Given records ::
####################

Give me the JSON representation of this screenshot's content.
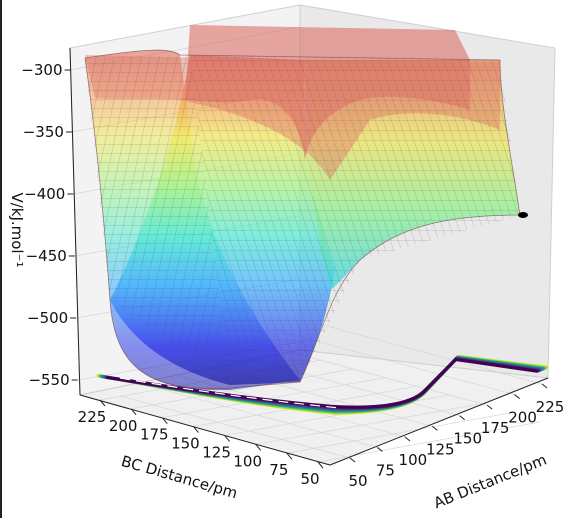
{
  "chart_data": {
    "type": "surface3d",
    "title": "",
    "xlabel": "AB Distance/pm",
    "ylabel": "BC Distance/pm",
    "zlabel": "V/kJ.mol⁻¹",
    "x_ticks": [
      "50",
      "75",
      "100",
      "125",
      "150",
      "175",
      "200",
      "225"
    ],
    "y_ticks": [
      "225",
      "200",
      "175",
      "150",
      "125",
      "100",
      "75",
      "50"
    ],
    "z_ticks": [
      "−300",
      "−350",
      "−400",
      "−450",
      "−500",
      "−550"
    ],
    "xlim": [
      50,
      240
    ],
    "ylim": [
      50,
      240
    ],
    "zlim": [
      -560,
      -290
    ],
    "z_cap": -300,
    "reactant_valley_min": -558,
    "trajectory_end": {
      "x": 235,
      "y": 228,
      "z": -414
    },
    "colormap_surface": "jet",
    "colormap_contour": "viridis",
    "grid": true
  }
}
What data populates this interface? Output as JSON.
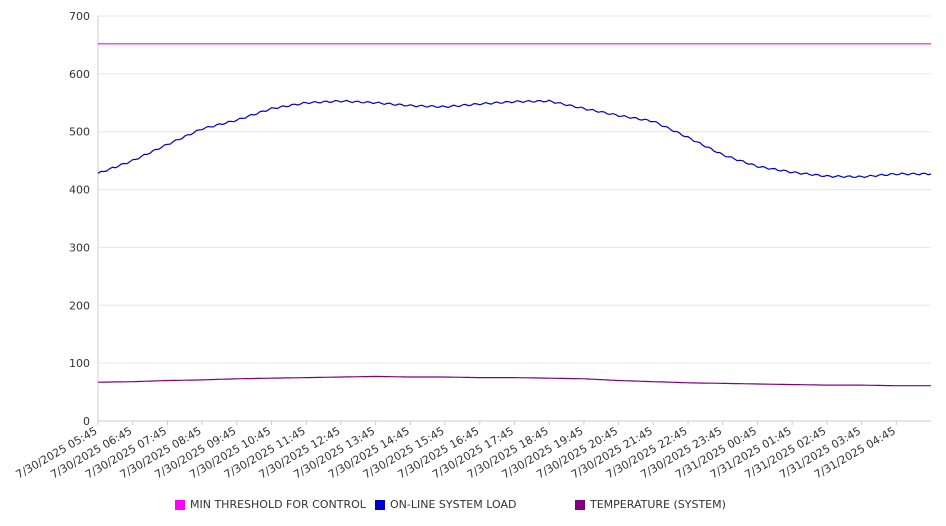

####################

Task description :: Go through the records and show every line with the string "JSON" in it.

Full answer ::
Give me the JSON representation of this screenshot's content.
What data populates this interface? Output as JSON.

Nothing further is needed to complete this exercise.